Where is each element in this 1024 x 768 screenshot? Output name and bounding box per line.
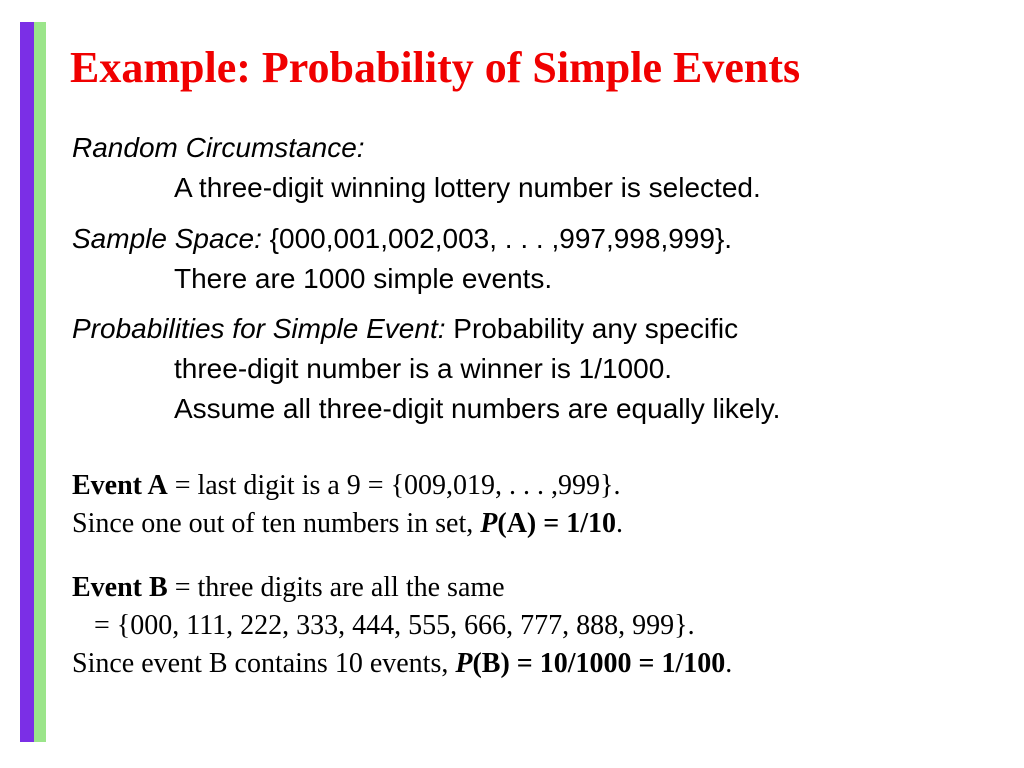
probabilities-line-3: Assume all three-digit numbers are equally likely.: [174, 393, 781, 424]
probabilities-value: Probability any specific: [445, 313, 739, 344]
left-accent-bar-green: [34, 22, 46, 742]
slide-title: Example: Probability of Simple Events: [70, 43, 801, 92]
event-a-since-text: Since one out of ten numbers in set,: [72, 508, 481, 539]
sample-space-value: {000,001,002,003, . . . ,997,998,999}.: [261, 223, 733, 254]
event-a-label: Event A: [72, 470, 168, 501]
probabilities-label: Probabilities for Simple Event:: [72, 313, 446, 344]
event-b-result: (B) = 10/1000 = 1/100: [472, 648, 726, 679]
sample-space-count: There are 1000 simple events.: [174, 263, 553, 294]
event-b-definition: = three digits are all the same: [167, 572, 505, 603]
event-a-definition: = last digit is a 9 = {009,019, . . . ,999}.: [167, 470, 621, 501]
event-a-end: .: [615, 508, 623, 539]
event-b-set: = {000, 111, 222, 333, 444, 555, 666, 777, 888, 999}.: [94, 610, 695, 641]
random-circumstance-label: Random Circumstance:: [72, 132, 365, 163]
left-accent-bar-purple: [20, 22, 34, 742]
event-a-section: [72, 467, 623, 543]
event-b-section: [72, 569, 732, 683]
event-a-p-symbol: P: [480, 508, 498, 539]
sample-space-label: Sample Space:: [72, 223, 262, 254]
random-circumstance-section: [72, 128, 761, 208]
probabilities-section: [72, 309, 780, 429]
event-b-p-symbol: P: [455, 648, 473, 679]
random-circumstance-text: A three-digit winning lottery number is selected.: [174, 172, 761, 203]
event-b-end: .: [725, 648, 733, 679]
event-a-result: (A) = 1/10: [497, 508, 616, 539]
probabilities-line-2: three-digit number is a winner is 1/1000.: [174, 353, 673, 384]
sample-space-section: [72, 219, 732, 299]
event-b-since-text: Since event B contains 10 events,: [72, 648, 456, 679]
event-b-label: Event B: [72, 572, 168, 603]
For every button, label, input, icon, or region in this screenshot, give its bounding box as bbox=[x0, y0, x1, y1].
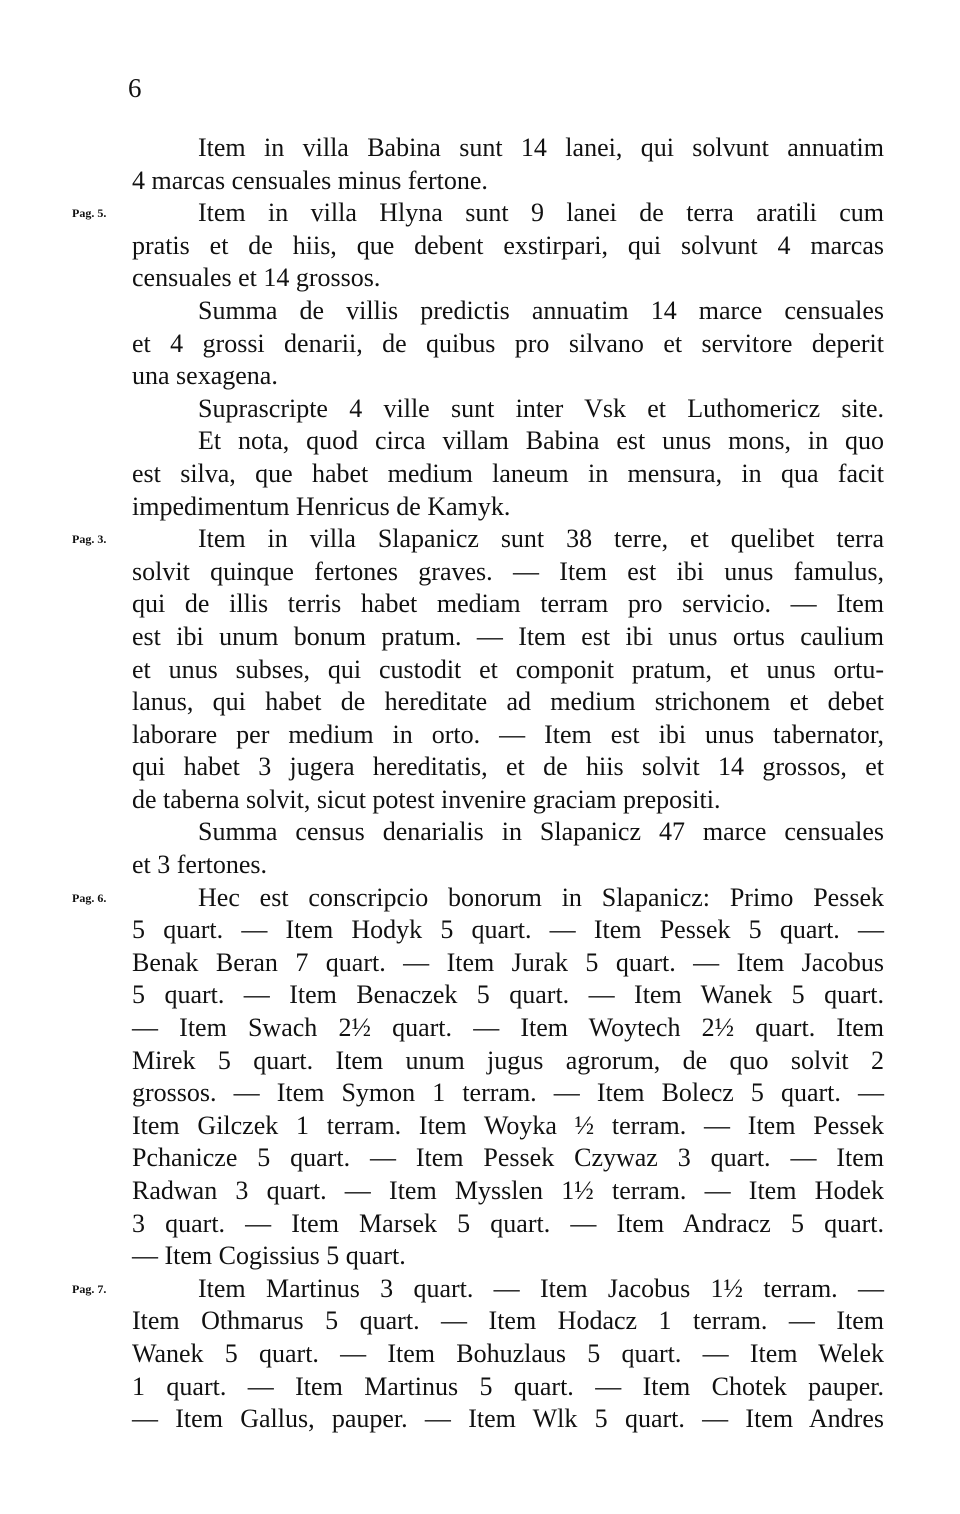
text-line: 5 quart. — Item Hodyk 5 quart. — Item Pessek 5 quart. — bbox=[132, 915, 884, 945]
text-line: 1 quart. — Item Martinus 5 quart. — Item Chotek pauper. bbox=[132, 1371, 884, 1401]
text-line: grossos. — Item Symon 1 terram. — Item Bolecz 5 quart. — bbox=[132, 1078, 884, 1108]
text-line: lanus, qui habet de hereditate ad medium strichonem et debet bbox=[132, 687, 884, 717]
text-line: Mirek 5 quart. Item unum jugus agrorum, de quo solvit 2 bbox=[132, 1045, 884, 1075]
text-line: Item Gilczek 1 terram. Item Woyka ½ terram. — Item Pessek bbox=[132, 1110, 884, 1140]
text-line: 5 quart. — Item Benaczek 5 quart. — Item Wanek 5 quart. bbox=[132, 980, 884, 1010]
text-line-with-margin-note bbox=[72, 523, 884, 556]
text-line: Et nota, quod circa villam Babina est unus mons, in quo bbox=[198, 426, 884, 456]
text-line-with-margin-note bbox=[72, 197, 884, 230]
text-line: laborare per medium in orto. — Item est ibi unus tabernator, bbox=[132, 719, 884, 749]
text-line: una sexagena. bbox=[132, 361, 278, 391]
text-line: qui de illis terris habet mediam terram pro servicio. — Item bbox=[132, 589, 884, 619]
text-line: — Item Swach 2½ quart. — Item Woytech 2½ quart. Item bbox=[132, 1013, 884, 1043]
text-line: qui habet 3 jugera hereditatis, et de hiis solvit 14 grossos, et bbox=[132, 752, 884, 782]
margin-page-reference: Pag. 7. bbox=[72, 1281, 107, 1296]
text-line: 4 marcas censuales minus fertone. bbox=[132, 165, 488, 195]
text-line: Pchanicze 5 quart. — Item Pessek Czywaz 3 quart. — Item bbox=[132, 1143, 884, 1173]
text-line: impedimentum Henricus de Kamyk. bbox=[132, 491, 511, 521]
text-line: est ibi unum bonum pratum. — Item est ibi unus ortus caulium bbox=[132, 621, 884, 651]
text-line: Suprascripte 4 ville sunt inter Vsk et Luthomericz site. bbox=[198, 393, 884, 423]
text-line: Radwan 3 quart. — Item Mysslen 1½ terram. — Item Hodek bbox=[132, 1176, 884, 1205]
text-line: de taberna solvit, sicut potest invenire graciam prepositi. bbox=[132, 784, 721, 814]
text-line: — Item Gallus, pauper. — Item Wlk 5 quart. — Item Andres bbox=[132, 1404, 884, 1434]
margin-page-reference: Pag. 6. bbox=[72, 890, 107, 905]
text-line: Item in villa Hlyna sunt 9 lanei de terra aratili cum bbox=[198, 198, 884, 228]
text-line: pratis et de hiis, que debent exstirpari, qui solvunt 4 marcas bbox=[132, 230, 884, 260]
text-line: Summa de villis predictis annuatim 14 marce censuales bbox=[198, 295, 884, 325]
text-line: et 3 fertones. bbox=[132, 850, 268, 880]
text-line: — Item Cogissius 5 quart. bbox=[132, 1241, 406, 1271]
text-line: Summa census denarialis in Slapanicz 47 marce censuales bbox=[198, 817, 884, 847]
margin-page-reference: Pag. 5. bbox=[72, 206, 107, 221]
text-line: censuales et 14 grossos. bbox=[132, 263, 381, 293]
text-line: solvit quinque fertones graves. — Item est ibi unus famulus, bbox=[132, 556, 884, 586]
text-line: 3 quart. — Item Marsek 5 quart. — Item Andracz 5 quart. bbox=[132, 1208, 884, 1238]
body-text bbox=[72, 132, 884, 1436]
text-line-with-margin-note bbox=[72, 882, 884, 915]
text-line: est silva, que habet medium laneum in mensura, in qua facit bbox=[132, 458, 884, 488]
text-line: Item in villa Slapanicz sunt 38 terre, et quelibet terra bbox=[198, 524, 884, 554]
text-line: Item in villa Babina sunt 14 lanei, qui solvunt annuatim bbox=[198, 133, 884, 162]
text-line: Wanek 5 quart. — Item Bohuzlaus 5 quart. — Item Welek bbox=[132, 1338, 884, 1368]
text-line: Item Martinus 3 quart. — Item Jacobus 1½ terram. — bbox=[198, 1273, 884, 1303]
margin-page-reference: Pag. 3. bbox=[72, 532, 107, 547]
text-line: et 4 grossi denarii, de quibus pro silvano et servitore deperit bbox=[132, 328, 884, 358]
text-line: et unus subses, qui custodit et componit pratum, et unus ortu- bbox=[132, 654, 884, 684]
text-line: Item Othmarus 5 quart. — Item Hodacz 1 terram. — Item bbox=[132, 1306, 884, 1336]
text-line: Benak Beran 7 quart. — Item Jurak 5 quart. — Item Jacobus bbox=[132, 947, 884, 977]
text-line: Hec est conscripcio bonorum in Slapanicz: Primo Pessek bbox=[198, 882, 884, 912]
page-number: 6 bbox=[128, 73, 142, 103]
text-line-with-margin-note bbox=[72, 1273, 884, 1306]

◇ ◇ ◇ ◇

* [PROMPT] Copy all the rows above word for word, leaving out the pictures.

* [RESPONSE]
Where is each element in this 1024 x 768 screenshot? Output name and bounding box per line.
probabilities-line-3: Assume all three-digit numbers are equally likely.: [174, 393, 781, 424]
probabilities-value: Probability any specific: [445, 313, 739, 344]
left-accent-bar-green: [34, 22, 46, 742]
slide-title: Example: Probability of Simple Events: [70, 43, 801, 92]
event-a-since-text: Since one out of ten numbers in set,: [72, 508, 481, 539]
sample-space-value: {000,001,002,003, . . . ,997,998,999}.: [261, 223, 733, 254]
event-a-label: Event A: [72, 470, 168, 501]
probabilities-label: Probabilities for Simple Event:: [72, 313, 446, 344]
event-b-result: (B) = 10/1000 = 1/100: [472, 648, 726, 679]
sample-space-count: There are 1000 simple events.: [174, 263, 553, 294]
event-b-definition: = three digits are all the same: [167, 572, 505, 603]
event-a-definition: = last digit is a 9 = {009,019, . . . ,999}.: [167, 470, 621, 501]
event-a-end: .: [615, 508, 623, 539]
event-b-set: = {000, 111, 222, 333, 444, 555, 666, 777, 888, 999}.: [94, 610, 695, 641]
random-circumstance-label: Random Circumstance:: [72, 132, 365, 163]
left-accent-bar-purple: [20, 22, 34, 742]
event-a-section: [72, 467, 623, 543]
event-b-section: [72, 569, 732, 683]
event-a-p-symbol: P: [480, 508, 498, 539]
sample-space-label: Sample Space:: [72, 223, 262, 254]
random-circumstance-section: [72, 128, 761, 208]
probabilities-section: [72, 309, 780, 429]
event-b-p-symbol: P: [455, 648, 473, 679]
random-circumstance-text: A three-digit winning lottery number is selected.: [174, 172, 761, 203]
event-b-end: .: [725, 648, 733, 679]
event-a-result: (A) = 1/10: [497, 508, 616, 539]
probabilities-line-2: three-digit number is a winner is 1/1000.: [174, 353, 673, 384]
sample-space-section: [72, 219, 732, 299]
event-b-since-text: Since event B contains 10 events,: [72, 648, 456, 679]
event-b-label: Event B: [72, 572, 168, 603]
For every button, label, input, icon, or region in this screenshot, give its bounding box as bbox=[x0, y0, x1, y1].
text-line: 5 quart. — Item Hodyk 5 quart. — Item Pessek 5 quart. — bbox=[132, 915, 884, 945]
text-line: 1 quart. — Item Martinus 5 quart. — Item Chotek pauper. bbox=[132, 1371, 884, 1401]
text-line: grossos. — Item Symon 1 terram. — Item Bolecz 5 quart. — bbox=[132, 1078, 884, 1108]
text-line: lanus, qui habet de hereditate ad medium strichonem et debet bbox=[132, 687, 884, 717]
text-line: Mirek 5 quart. Item unum jugus agrorum, de quo solvit 2 bbox=[132, 1045, 884, 1075]
text-line: Item Gilczek 1 terram. Item Woyka ½ terram. — Item Pessek bbox=[132, 1110, 884, 1140]
text-line: 5 quart. — Item Benaczek 5 quart. — Item Wanek 5 quart. bbox=[132, 980, 884, 1010]
text-line-with-margin-note bbox=[72, 523, 884, 556]
text-line: Et nota, quod circa villam Babina est unus mons, in quo bbox=[198, 426, 884, 456]
text-line-with-margin-note bbox=[72, 197, 884, 230]
text-line: laborare per medium in orto. — Item est ibi unus tabernator, bbox=[132, 719, 884, 749]
text-line: una sexagena. bbox=[132, 361, 278, 391]
text-line: qui de illis terris habet mediam terram pro servicio. — Item bbox=[132, 589, 884, 619]
text-line: — Item Swach 2½ quart. — Item Woytech 2½ quart. Item bbox=[132, 1013, 884, 1043]
text-line: qui habet 3 jugera hereditatis, et de hiis solvit 14 grossos, et bbox=[132, 752, 884, 782]
margin-page-reference: Pag. 7. bbox=[72, 1281, 107, 1296]
text-line: 4 marcas censuales minus fertone. bbox=[132, 165, 488, 195]
text-line: Pchanicze 5 quart. — Item Pessek Czywaz 3 quart. — Item bbox=[132, 1143, 884, 1173]
text-line: impedimentum Henricus de Kamyk. bbox=[132, 491, 511, 521]
text-line: est ibi unum bonum pratum. — Item est ibi unus ortus caulium bbox=[132, 621, 884, 651]
text-line: Suprascripte 4 ville sunt inter Vsk et Luthomericz site. bbox=[198, 393, 884, 423]
text-line: Radwan 3 quart. — Item Mysslen 1½ terram. — Item Hodek bbox=[132, 1176, 884, 1205]
text-line: de taberna solvit, sicut potest invenire graciam prepositi. bbox=[132, 784, 721, 814]
text-line: — Item Gallus, pauper. — Item Wlk 5 quart. — Item Andres bbox=[132, 1404, 884, 1434]
margin-page-reference: Pag. 6. bbox=[72, 890, 107, 905]
text-line: Item in villa Hlyna sunt 9 lanei de terra aratili cum bbox=[198, 198, 884, 228]
text-line: pratis et de hiis, que debent exstirpari, qui solvunt 4 marcas bbox=[132, 230, 884, 260]
text-line: Summa de villis predictis annuatim 14 marce censuales bbox=[198, 295, 884, 325]
text-line: et 3 fertones. bbox=[132, 850, 268, 880]
text-line: — Item Cogissius 5 quart. bbox=[132, 1241, 406, 1271]
text-line: Summa census denarialis in Slapanicz 47 marce censuales bbox=[198, 817, 884, 847]
margin-page-reference: Pag. 5. bbox=[72, 206, 107, 221]
text-line: censuales et 14 grossos. bbox=[132, 263, 381, 293]
text-line: solvit quinque fertones graves. — Item est ibi unus famulus, bbox=[132, 556, 884, 586]
text-line: 3 quart. — Item Marsek 5 quart. — Item Andracz 5 quart. bbox=[132, 1208, 884, 1238]
body-text bbox=[72, 132, 884, 1436]
text-line-with-margin-note bbox=[72, 882, 884, 915]
text-line: est silva, que habet medium laneum in mensura, in qua facit bbox=[132, 458, 884, 488]
text-line: Item in villa Slapanicz sunt 38 terre, et quelibet terra bbox=[198, 524, 884, 554]
text-line: Item in villa Babina sunt 14 lanei, qui solvunt annuatim bbox=[198, 133, 884, 162]
text-line: Wanek 5 quart. — Item Bohuzlaus 5 quart. — Item Welek bbox=[132, 1338, 884, 1368]
text-line: Item Martinus 3 quart. — Item Jacobus 1½ terram. — bbox=[198, 1273, 884, 1303]
margin-page-reference: Pag. 3. bbox=[72, 532, 107, 547]
text-line: et 4 grossi denarii, de quibus pro silvano et servitore deperit bbox=[132, 328, 884, 358]
text-line: et unus subses, qui custodit et componit pratum, et unus ortu- bbox=[132, 654, 884, 684]
text-line: Item Othmarus 5 quart. — Item Hodacz 1 terram. — Item bbox=[132, 1306, 884, 1336]
text-line: Benak Beran 7 quart. — Item Jurak 5 quart. — Item Jacobus bbox=[132, 947, 884, 977]
text-line: Hec est conscripcio bonorum in Slapanicz: Primo Pessek bbox=[198, 882, 884, 912]
page-number: 6 bbox=[128, 73, 142, 103]
text-line-with-margin-note bbox=[72, 1273, 884, 1306]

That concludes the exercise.